• [What is needed]
Identify every line containing the word "this" and reproduce each one.
-- Begin --
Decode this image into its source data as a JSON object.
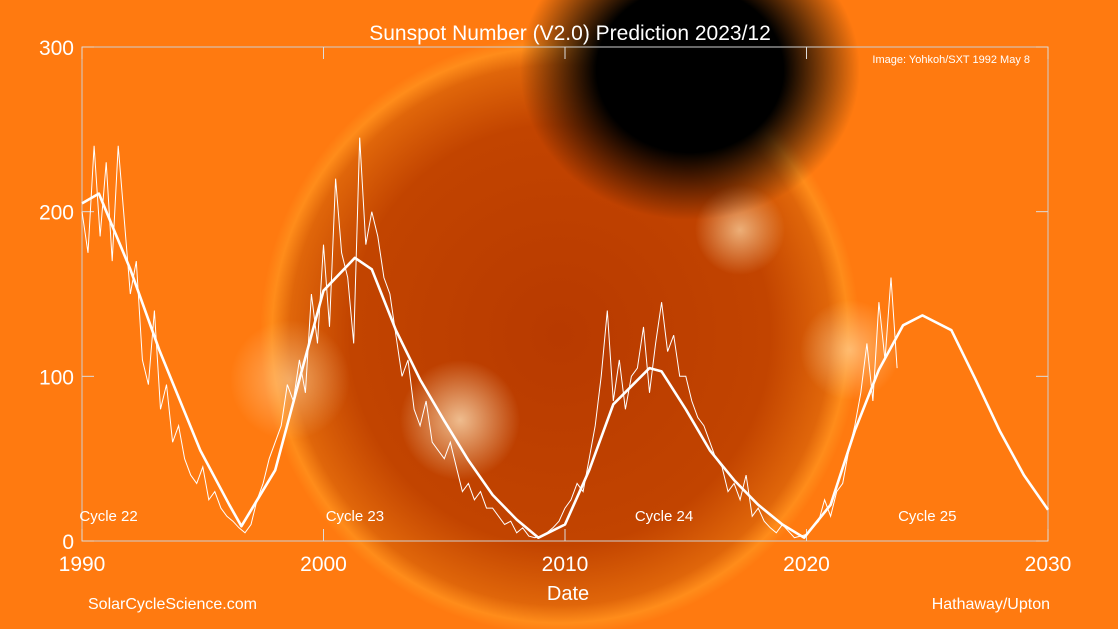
{
  "chart_data": {
    "type": "line",
    "title": "Sunspot Number (V2.0) Prediction 2023/12",
    "xlabel": "Date",
    "ylabel": "",
    "xlim": [
      1990,
      2030
    ],
    "ylim": [
      0,
      300
    ],
    "xticks": [
      "1990",
      "2000",
      "2010",
      "2020",
      "2030"
    ],
    "yticks": [
      "0",
      "100",
      "200",
      "300"
    ],
    "grid": false,
    "line_color": "#ffffff",
    "annotations": {
      "image_credit": "Image: Yohkoh/SXT 1992 May 8",
      "website": "SolarCycleScience.com",
      "authors": "Hathaway/Upton",
      "cycles": [
        {
          "label": "Cycle 22",
          "x": 1991.1
        },
        {
          "label": "Cycle 23",
          "x": 2001.3
        },
        {
          "label": "Cycle 24",
          "x": 2014.1
        },
        {
          "label": "Cycle 25",
          "x": 2025.0
        }
      ]
    },
    "series": [
      {
        "kind": "monthly",
        "x_start": 1990.0,
        "x_step": 0.25,
        "values": [
          200,
          175,
          240,
          185,
          230,
          170,
          240,
          195,
          150,
          170,
          110,
          95,
          140,
          80,
          95,
          60,
          70,
          50,
          40,
          35,
          45,
          25,
          30,
          20,
          15,
          12,
          8,
          5,
          10,
          25,
          35,
          50,
          60,
          70,
          95,
          85,
          110,
          90,
          150,
          120,
          180,
          130,
          220,
          175,
          160,
          120,
          245,
          180,
          200,
          185,
          160,
          150,
          125,
          100,
          110,
          80,
          70,
          85,
          60,
          55,
          50,
          60,
          45,
          30,
          35,
          25,
          30,
          20,
          20,
          15,
          10,
          12,
          5,
          8,
          3,
          2,
          3,
          5,
          8,
          12,
          20,
          25,
          35,
          30,
          50,
          70,
          100,
          140,
          85,
          110,
          80,
          100,
          105,
          130,
          90,
          120,
          145,
          115,
          125,
          100,
          100,
          85,
          75,
          70,
          60,
          50,
          45,
          30,
          35,
          25,
          40,
          15,
          20,
          12,
          8,
          5,
          10,
          6,
          2,
          3,
          4,
          8,
          12,
          25,
          15,
          30,
          35,
          55,
          70,
          90,
          120,
          85,
          145,
          110,
          160,
          105
        ]
      },
      {
        "kind": "smoothed-and-prediction",
        "x": [
          1990,
          1990.7,
          1992,
          1993.2,
          1994.9,
          1996.1,
          1996.6,
          1998,
          1999,
          2000,
          2001.3,
          2002,
          2003,
          2004,
          2005,
          2006,
          2007,
          2008,
          2008.9,
          2010,
          2011,
          2012,
          2013.5,
          2014,
          2015,
          2016,
          2017,
          2018,
          2019,
          2019.9,
          2021,
          2022,
          2023,
          2024,
          2024.8,
          2026,
          2027,
          2028,
          2029,
          2030
        ],
        "y": [
          205,
          211,
          165,
          116,
          55,
          22,
          9,
          43,
          98,
          152,
          172,
          165,
          128,
          98,
          73,
          49,
          28,
          13,
          2,
          10,
          43,
          83,
          105,
          103,
          80,
          55,
          37,
          22,
          10,
          2,
          22,
          67,
          104,
          131,
          137,
          128,
          98,
          67,
          40,
          19
        ]
      }
    ]
  }
}
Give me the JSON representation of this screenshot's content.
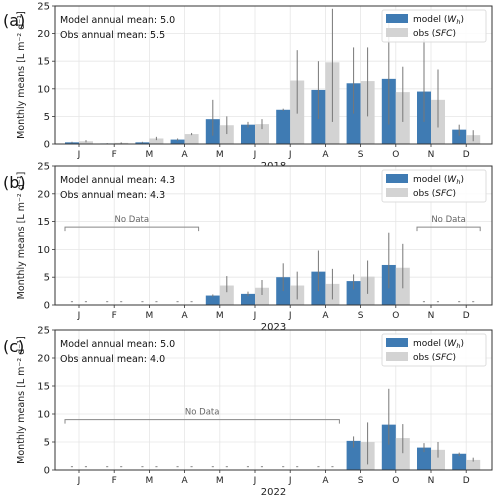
{
  "chart_data": [
    {
      "type": "bar",
      "panel_label": "(a)",
      "categories": [
        "J",
        "F",
        "M",
        "A",
        "M",
        "J",
        "J",
        "A",
        "S",
        "O",
        "N",
        "D"
      ],
      "xlabel": "2018",
      "ylabel": "Monthly means [L m⁻² d⁻¹]",
      "ylim": [
        0,
        25
      ],
      "yticks": [
        0,
        5,
        10,
        15,
        20,
        25
      ],
      "grid": true,
      "legend_position": "top-right",
      "annotations": [
        "Model annual mean: 5.0",
        "Obs annual mean:   5.5"
      ],
      "no_data_spans": [],
      "series": [
        {
          "name": "model (W_h)",
          "name_base": "model (",
          "name_sym": "W",
          "name_sub": "h",
          "name_tail": ")",
          "color": "#3f7bb3",
          "values": [
            0.3,
            0.1,
            0.3,
            0.8,
            4.5,
            3.5,
            6.2,
            9.8,
            11.0,
            11.8,
            9.5,
            2.6
          ],
          "err_low": [
            0.2,
            0.05,
            0.2,
            0.6,
            1.5,
            3.0,
            6.0,
            4.5,
            5.5,
            3.5,
            4.0,
            1.5
          ],
          "err_high": [
            0.4,
            0.15,
            0.4,
            1.0,
            8.0,
            4.0,
            6.4,
            15.0,
            17.5,
            22.5,
            19.0,
            3.5
          ]
        },
        {
          "name": "obs (SFC)",
          "name_base": "obs (",
          "name_sym": "SFC",
          "name_sub": "",
          "name_tail": ")",
          "color": "#d3d3d3",
          "values": [
            0.5,
            0.2,
            1.0,
            1.8,
            3.4,
            3.6,
            11.5,
            14.8,
            11.4,
            9.4,
            8.0,
            1.6
          ],
          "err_low": [
            0.3,
            0.1,
            0.7,
            1.6,
            1.8,
            2.7,
            5.5,
            4.0,
            5.0,
            4.0,
            3.0,
            0.5
          ],
          "err_high": [
            0.7,
            0.3,
            1.3,
            2.0,
            5.0,
            4.5,
            17.0,
            24.5,
            17.5,
            14.0,
            13.5,
            2.5
          ]
        }
      ]
    },
    {
      "type": "bar",
      "panel_label": "(b)",
      "categories": [
        "J",
        "F",
        "M",
        "A",
        "M",
        "J",
        "J",
        "A",
        "S",
        "O",
        "N",
        "D"
      ],
      "xlabel": "2023",
      "ylabel": "Monthly means [L m⁻² d⁻¹]",
      "ylim": [
        0,
        25
      ],
      "yticks": [
        0,
        5,
        10,
        15,
        20,
        25
      ],
      "grid": true,
      "legend_position": "top-right",
      "annotations": [
        "Model annual mean: 4.3",
        "Obs annual mean:   4.3"
      ],
      "no_data_spans": [
        {
          "label": "No Data",
          "from": 0,
          "to": 3,
          "y": 14
        },
        {
          "label": "No Data",
          "from": 10,
          "to": 11,
          "y": 14
        }
      ],
      "series": [
        {
          "name": "model (W_h)",
          "name_base": "model (",
          "name_sym": "W",
          "name_sub": "h",
          "name_tail": ")",
          "color": "#3f7bb3",
          "values": [
            null,
            null,
            null,
            null,
            1.7,
            2.0,
            5.0,
            6.0,
            4.3,
            7.2,
            null,
            null
          ],
          "err_low": [
            null,
            null,
            null,
            null,
            1.5,
            1.6,
            2.5,
            2.5,
            2.8,
            3.0,
            null,
            null
          ],
          "err_high": [
            null,
            null,
            null,
            null,
            1.9,
            2.4,
            7.5,
            9.8,
            5.5,
            13.0,
            null,
            null
          ]
        },
        {
          "name": "obs (SFC)",
          "name_base": "obs (",
          "name_sym": "SFC",
          "name_sub": "",
          "name_tail": ")",
          "color": "#d3d3d3",
          "values": [
            null,
            null,
            null,
            null,
            3.5,
            3.1,
            3.5,
            3.8,
            5.1,
            6.7,
            null,
            null
          ],
          "err_low": [
            null,
            null,
            null,
            null,
            2.3,
            1.8,
            1.0,
            1.0,
            2.0,
            3.0,
            null,
            null
          ],
          "err_high": [
            null,
            null,
            null,
            null,
            5.2,
            4.5,
            6.0,
            6.5,
            8.0,
            11.0,
            null,
            null
          ]
        }
      ]
    },
    {
      "type": "bar",
      "panel_label": "(c)",
      "categories": [
        "J",
        "F",
        "M",
        "A",
        "M",
        "J",
        "J",
        "A",
        "S",
        "O",
        "N",
        "D"
      ],
      "xlabel": "2022",
      "ylabel": "Monthly means [L m⁻² d⁻¹]",
      "ylim": [
        0,
        25
      ],
      "yticks": [
        0,
        5,
        10,
        15,
        20,
        25
      ],
      "grid": true,
      "legend_position": "top-right",
      "annotations": [
        "Model annual mean: 5.0",
        "Obs annual mean:    4.0"
      ],
      "no_data_spans": [
        {
          "label": "No Data",
          "from": 0,
          "to": 7,
          "y": 9
        }
      ],
      "series": [
        {
          "name": "model (W_h)",
          "name_base": "model (",
          "name_sym": "W",
          "name_sub": "h",
          "name_tail": ")",
          "color": "#3f7bb3",
          "values": [
            null,
            null,
            null,
            null,
            null,
            null,
            null,
            null,
            5.2,
            8.1,
            4.0,
            2.9
          ],
          "err_low": [
            null,
            null,
            null,
            null,
            null,
            null,
            null,
            null,
            4.0,
            4.5,
            3.2,
            2.5
          ],
          "err_high": [
            null,
            null,
            null,
            null,
            null,
            null,
            null,
            null,
            6.0,
            14.5,
            4.8,
            3.1
          ]
        },
        {
          "name": "obs (SFC)",
          "name_base": "obs (",
          "name_sym": "SFC",
          "name_sub": "",
          "name_tail": ")",
          "color": "#d3d3d3",
          "values": [
            null,
            null,
            null,
            null,
            null,
            null,
            null,
            null,
            5.0,
            5.7,
            3.6,
            1.8
          ],
          "err_low": [
            null,
            null,
            null,
            null,
            null,
            null,
            null,
            null,
            1.0,
            3.0,
            2.2,
            1.5
          ],
          "err_high": [
            null,
            null,
            null,
            null,
            null,
            null,
            null,
            null,
            8.5,
            8.2,
            5.0,
            2.2
          ]
        }
      ]
    }
  ]
}
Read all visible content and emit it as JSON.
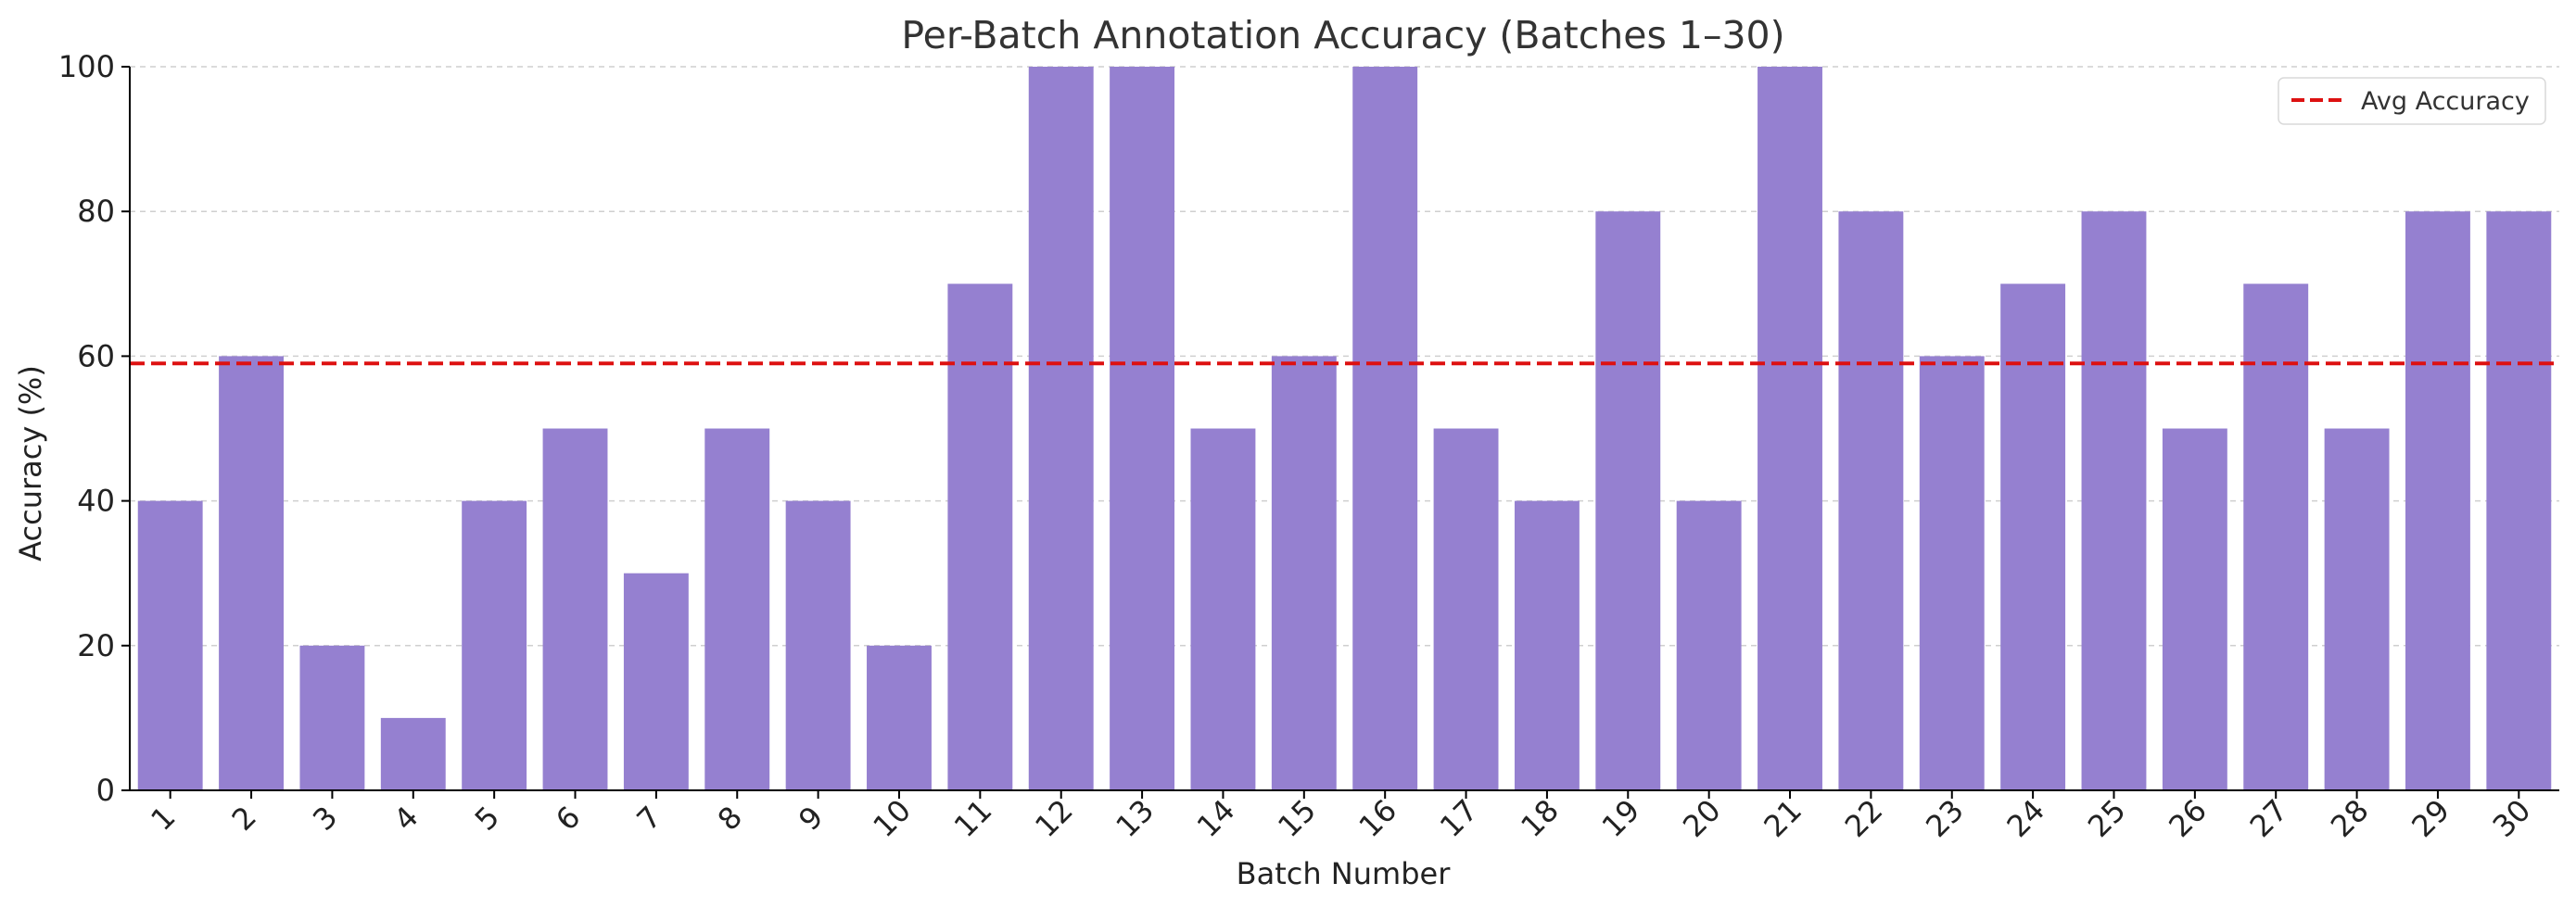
{
  "chart_data": {
    "type": "bar",
    "title": "Per-Batch Annotation Accuracy (Batches 1–30)",
    "xlabel": "Batch Number",
    "ylabel": "Accuracy (%)",
    "categories": [
      "1",
      "2",
      "3",
      "4",
      "5",
      "6",
      "7",
      "8",
      "9",
      "10",
      "11",
      "12",
      "13",
      "14",
      "15",
      "16",
      "17",
      "18",
      "19",
      "20",
      "21",
      "22",
      "23",
      "24",
      "25",
      "26",
      "27",
      "28",
      "29",
      "30"
    ],
    "series": [
      {
        "name": "",
        "values": [
          40,
          60,
          20,
          10,
          40,
          50,
          30,
          50,
          40,
          20,
          70,
          100,
          100,
          50,
          60,
          100,
          50,
          40,
          80,
          40,
          100,
          80,
          60,
          70,
          80,
          50,
          70,
          50,
          80,
          80
        ]
      }
    ],
    "ylim": [
      0,
      100
    ],
    "yticks": [
      0,
      20,
      40,
      60,
      80,
      100
    ],
    "reference_line": {
      "name": "Avg Accuracy",
      "value": 59
    },
    "grid": "horizontal dashed",
    "legend_position": "top-right",
    "colors": {
      "bar": "#9580d0",
      "avg_line": "#dd1111",
      "grid": "#cfcfcf",
      "axis": "#000000"
    }
  }
}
-- End --
• [Expected answer]
Decode this image into its source data as a JSON object.
Give me the JSON representation of this screenshot's content.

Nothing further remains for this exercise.